Instructions to follow: Reproduce the following material verbatim, line by line, without altering any character.

——————

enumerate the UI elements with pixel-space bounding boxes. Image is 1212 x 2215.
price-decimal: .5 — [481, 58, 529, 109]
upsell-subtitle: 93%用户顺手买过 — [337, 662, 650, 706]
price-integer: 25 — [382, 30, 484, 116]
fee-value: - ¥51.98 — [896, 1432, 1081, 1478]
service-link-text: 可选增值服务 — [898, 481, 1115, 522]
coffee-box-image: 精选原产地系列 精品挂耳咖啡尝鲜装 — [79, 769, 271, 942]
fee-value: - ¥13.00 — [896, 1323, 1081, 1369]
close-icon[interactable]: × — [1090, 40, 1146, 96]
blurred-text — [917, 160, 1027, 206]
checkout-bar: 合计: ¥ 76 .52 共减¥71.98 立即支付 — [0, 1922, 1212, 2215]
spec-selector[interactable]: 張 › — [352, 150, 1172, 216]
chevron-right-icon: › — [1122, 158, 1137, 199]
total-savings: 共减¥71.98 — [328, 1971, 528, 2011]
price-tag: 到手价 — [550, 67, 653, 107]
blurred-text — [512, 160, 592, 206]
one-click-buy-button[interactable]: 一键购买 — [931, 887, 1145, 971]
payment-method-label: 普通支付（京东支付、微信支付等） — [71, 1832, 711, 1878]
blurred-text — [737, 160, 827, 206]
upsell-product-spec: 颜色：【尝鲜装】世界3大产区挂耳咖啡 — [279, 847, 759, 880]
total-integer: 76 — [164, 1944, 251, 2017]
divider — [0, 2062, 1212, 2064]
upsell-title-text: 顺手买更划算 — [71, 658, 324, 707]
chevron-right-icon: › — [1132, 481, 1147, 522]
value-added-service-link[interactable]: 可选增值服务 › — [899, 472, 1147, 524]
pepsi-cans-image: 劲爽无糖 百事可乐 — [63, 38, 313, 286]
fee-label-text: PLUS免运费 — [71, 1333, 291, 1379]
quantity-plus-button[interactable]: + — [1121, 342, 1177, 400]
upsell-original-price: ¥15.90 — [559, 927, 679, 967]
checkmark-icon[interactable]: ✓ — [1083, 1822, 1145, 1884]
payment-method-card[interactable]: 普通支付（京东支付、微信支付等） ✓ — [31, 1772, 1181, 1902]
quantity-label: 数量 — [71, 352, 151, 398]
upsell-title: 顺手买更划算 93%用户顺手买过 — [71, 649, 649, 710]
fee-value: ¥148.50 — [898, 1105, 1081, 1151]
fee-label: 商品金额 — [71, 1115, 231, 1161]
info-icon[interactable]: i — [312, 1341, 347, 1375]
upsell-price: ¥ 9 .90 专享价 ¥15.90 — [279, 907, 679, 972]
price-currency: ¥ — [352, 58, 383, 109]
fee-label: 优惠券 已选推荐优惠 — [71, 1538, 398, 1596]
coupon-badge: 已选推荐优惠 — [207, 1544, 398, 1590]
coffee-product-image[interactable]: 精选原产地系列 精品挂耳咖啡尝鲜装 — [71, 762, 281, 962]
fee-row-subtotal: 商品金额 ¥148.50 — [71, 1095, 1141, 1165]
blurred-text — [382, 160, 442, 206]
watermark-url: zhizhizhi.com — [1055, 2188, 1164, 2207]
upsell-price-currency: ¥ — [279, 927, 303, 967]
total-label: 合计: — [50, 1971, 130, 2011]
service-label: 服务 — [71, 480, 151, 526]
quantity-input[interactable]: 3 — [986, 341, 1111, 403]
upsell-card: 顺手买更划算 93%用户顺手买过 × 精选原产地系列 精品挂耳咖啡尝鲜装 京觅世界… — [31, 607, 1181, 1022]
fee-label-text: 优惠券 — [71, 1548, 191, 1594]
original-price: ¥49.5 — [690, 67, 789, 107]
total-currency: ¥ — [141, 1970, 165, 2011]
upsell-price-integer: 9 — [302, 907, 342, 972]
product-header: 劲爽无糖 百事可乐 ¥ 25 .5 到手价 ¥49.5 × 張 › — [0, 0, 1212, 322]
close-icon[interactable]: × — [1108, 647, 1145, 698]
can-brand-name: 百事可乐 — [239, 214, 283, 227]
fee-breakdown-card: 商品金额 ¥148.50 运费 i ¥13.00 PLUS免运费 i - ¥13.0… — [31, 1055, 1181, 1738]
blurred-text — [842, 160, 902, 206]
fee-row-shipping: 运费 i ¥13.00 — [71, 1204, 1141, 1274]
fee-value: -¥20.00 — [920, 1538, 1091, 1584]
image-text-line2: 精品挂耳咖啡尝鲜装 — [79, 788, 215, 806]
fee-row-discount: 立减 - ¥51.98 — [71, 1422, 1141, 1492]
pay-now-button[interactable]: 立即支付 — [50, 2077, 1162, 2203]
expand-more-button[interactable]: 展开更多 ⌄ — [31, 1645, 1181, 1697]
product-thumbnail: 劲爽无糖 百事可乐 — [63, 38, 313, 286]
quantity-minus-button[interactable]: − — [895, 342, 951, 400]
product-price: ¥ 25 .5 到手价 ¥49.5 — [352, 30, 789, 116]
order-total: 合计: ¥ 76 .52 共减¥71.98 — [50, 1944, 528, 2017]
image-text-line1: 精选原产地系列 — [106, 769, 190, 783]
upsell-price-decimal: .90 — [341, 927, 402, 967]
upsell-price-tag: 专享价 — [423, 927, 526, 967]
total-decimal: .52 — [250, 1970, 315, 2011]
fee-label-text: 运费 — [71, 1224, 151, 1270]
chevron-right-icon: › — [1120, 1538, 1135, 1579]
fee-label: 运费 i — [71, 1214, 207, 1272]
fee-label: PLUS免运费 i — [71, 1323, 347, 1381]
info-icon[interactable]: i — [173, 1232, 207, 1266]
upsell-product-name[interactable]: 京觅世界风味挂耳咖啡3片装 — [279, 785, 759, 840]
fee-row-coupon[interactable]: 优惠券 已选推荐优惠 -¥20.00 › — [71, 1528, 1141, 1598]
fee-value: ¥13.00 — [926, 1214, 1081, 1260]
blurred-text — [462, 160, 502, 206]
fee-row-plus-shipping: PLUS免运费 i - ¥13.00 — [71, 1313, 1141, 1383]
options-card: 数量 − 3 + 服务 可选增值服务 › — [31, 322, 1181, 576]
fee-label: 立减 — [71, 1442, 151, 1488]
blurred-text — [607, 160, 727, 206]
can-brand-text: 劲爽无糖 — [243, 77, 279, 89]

——————

Task output:
enumerate the UI elements with pixel-space bounding boxes. Image is 1212 x 2215.
price-decimal: .5 — [481, 58, 529, 109]
upsell-subtitle: 93%用户顺手买过 — [337, 662, 650, 706]
price-integer: 25 — [382, 30, 484, 116]
fee-value: - ¥51.98 — [896, 1432, 1081, 1478]
service-link-text: 可选增值服务 — [898, 481, 1115, 522]
coffee-box-image: 精选原产地系列 精品挂耳咖啡尝鲜装 — [79, 769, 271, 942]
fee-value: - ¥13.00 — [896, 1323, 1081, 1369]
close-icon[interactable]: × — [1090, 40, 1146, 96]
blurred-text — [917, 160, 1027, 206]
checkout-bar: 合计: ¥ 76 .52 共减¥71.98 立即支付 — [0, 1922, 1212, 2215]
spec-selector[interactable]: 張 › — [352, 150, 1172, 216]
chevron-right-icon: › — [1122, 158, 1137, 199]
total-savings: 共减¥71.98 — [328, 1971, 528, 2011]
price-tag: 到手价 — [550, 67, 653, 107]
blurred-text — [512, 160, 592, 206]
one-click-buy-button[interactable]: 一键购买 — [931, 887, 1145, 971]
payment-method-label: 普通支付（京东支付、微信支付等） — [71, 1832, 711, 1878]
blurred-text — [737, 160, 827, 206]
upsell-product-spec: 颜色：【尝鲜装】世界3大产区挂耳咖啡 — [279, 847, 759, 880]
total-integer: 76 — [164, 1944, 251, 2017]
divider — [0, 2062, 1212, 2064]
upsell-title-text: 顺手买更划算 — [71, 658, 324, 707]
chevron-right-icon: › — [1132, 481, 1147, 522]
value-added-service-link[interactable]: 可选增值服务 › — [899, 472, 1147, 524]
pepsi-cans-image: 劲爽无糖 百事可乐 — [63, 38, 313, 286]
fee-label-text: PLUS免运费 — [71, 1333, 291, 1379]
quantity-plus-button[interactable]: + — [1121, 342, 1177, 400]
upsell-original-price: ¥15.90 — [559, 927, 679, 967]
checkmark-icon[interactable]: ✓ — [1083, 1822, 1145, 1884]
payment-method-card[interactable]: 普通支付（京东支付、微信支付等） ✓ — [31, 1772, 1181, 1902]
quantity-label: 数量 — [71, 352, 151, 398]
upsell-title: 顺手买更划算 93%用户顺手买过 — [71, 649, 649, 710]
fee-value: ¥148.50 — [898, 1105, 1081, 1151]
fee-label: 商品金额 — [71, 1115, 231, 1161]
info-icon[interactable]: i — [312, 1341, 347, 1375]
upsell-price: ¥ 9 .90 专享价 ¥15.90 — [279, 907, 679, 972]
price-currency: ¥ — [352, 58, 383, 109]
fee-label: 优惠券 已选推荐优惠 — [71, 1538, 398, 1596]
coupon-badge: 已选推荐优惠 — [207, 1544, 398, 1590]
coffee-product-image[interactable]: 精选原产地系列 精品挂耳咖啡尝鲜装 — [71, 762, 281, 962]
fee-row-subtotal: 商品金额 ¥148.50 — [71, 1095, 1141, 1165]
blurred-text — [382, 160, 442, 206]
watermark-url: zhizhizhi.com — [1055, 2188, 1164, 2207]
upsell-price-currency: ¥ — [279, 927, 303, 967]
total-label: 合计: — [50, 1971, 130, 2011]
service-label: 服务 — [71, 480, 151, 526]
quantity-input[interactable]: 3 — [986, 341, 1111, 403]
upsell-card: 顺手买更划算 93%用户顺手买过 × 精选原产地系列 精品挂耳咖啡尝鲜装 京觅世界… — [31, 607, 1181, 1022]
fee-label-text: 优惠券 — [71, 1548, 191, 1594]
original-price: ¥49.5 — [690, 67, 789, 107]
total-currency: ¥ — [141, 1970, 165, 2011]
upsell-price-integer: 9 — [302, 907, 342, 972]
product-header: 劲爽无糖 百事可乐 ¥ 25 .5 到手价 ¥49.5 × 張 › — [0, 0, 1212, 322]
close-icon[interactable]: × — [1108, 647, 1145, 698]
can-brand-name: 百事可乐 — [239, 214, 283, 227]
fee-breakdown-card: 商品金额 ¥148.50 运费 i ¥13.00 PLUS免运费 i - ¥13.0… — [31, 1055, 1181, 1738]
blurred-text — [842, 160, 902, 206]
fee-row-shipping: 运费 i ¥13.00 — [71, 1204, 1141, 1274]
fee-value: -¥20.00 — [920, 1538, 1091, 1584]
image-text-line2: 精品挂耳咖啡尝鲜装 — [79, 788, 215, 806]
fee-row-discount: 立减 - ¥51.98 — [71, 1422, 1141, 1492]
pay-now-button[interactable]: 立即支付 — [50, 2077, 1162, 2203]
expand-more-button[interactable]: 展开更多 ⌄ — [31, 1645, 1181, 1697]
product-thumbnail: 劲爽无糖 百事可乐 — [63, 38, 313, 286]
quantity-minus-button[interactable]: − — [895, 342, 951, 400]
product-price: ¥ 25 .5 到手价 ¥49.5 — [352, 30, 789, 116]
order-total: 合计: ¥ 76 .52 共减¥71.98 — [50, 1944, 528, 2017]
image-text-line1: 精选原产地系列 — [106, 769, 190, 783]
upsell-price-decimal: .90 — [341, 927, 402, 967]
upsell-price-tag: 专享价 — [423, 927, 526, 967]
total-decimal: .52 — [250, 1970, 315, 2011]
fee-label-text: 运费 — [71, 1224, 151, 1270]
chevron-right-icon: › — [1120, 1538, 1135, 1579]
fee-label: 运费 i — [71, 1214, 207, 1272]
fee-label: PLUS免运费 i — [71, 1323, 347, 1381]
info-icon[interactable]: i — [173, 1232, 207, 1266]
upsell-product-name[interactable]: 京觅世界风味挂耳咖啡3片装 — [279, 785, 759, 840]
fee-row-coupon[interactable]: 优惠券 已选推荐优惠 -¥20.00 › — [71, 1528, 1141, 1598]
fee-value: ¥13.00 — [926, 1214, 1081, 1260]
blurred-text — [462, 160, 502, 206]
fee-row-plus-shipping: PLUS免运费 i - ¥13.00 — [71, 1313, 1141, 1383]
options-card: 数量 − 3 + 服务 可选增值服务 › — [31, 322, 1181, 576]
fee-label: 立减 — [71, 1442, 151, 1488]
blurred-text — [607, 160, 727, 206]
can-brand-text: 劲爽无糖 — [243, 77, 279, 89]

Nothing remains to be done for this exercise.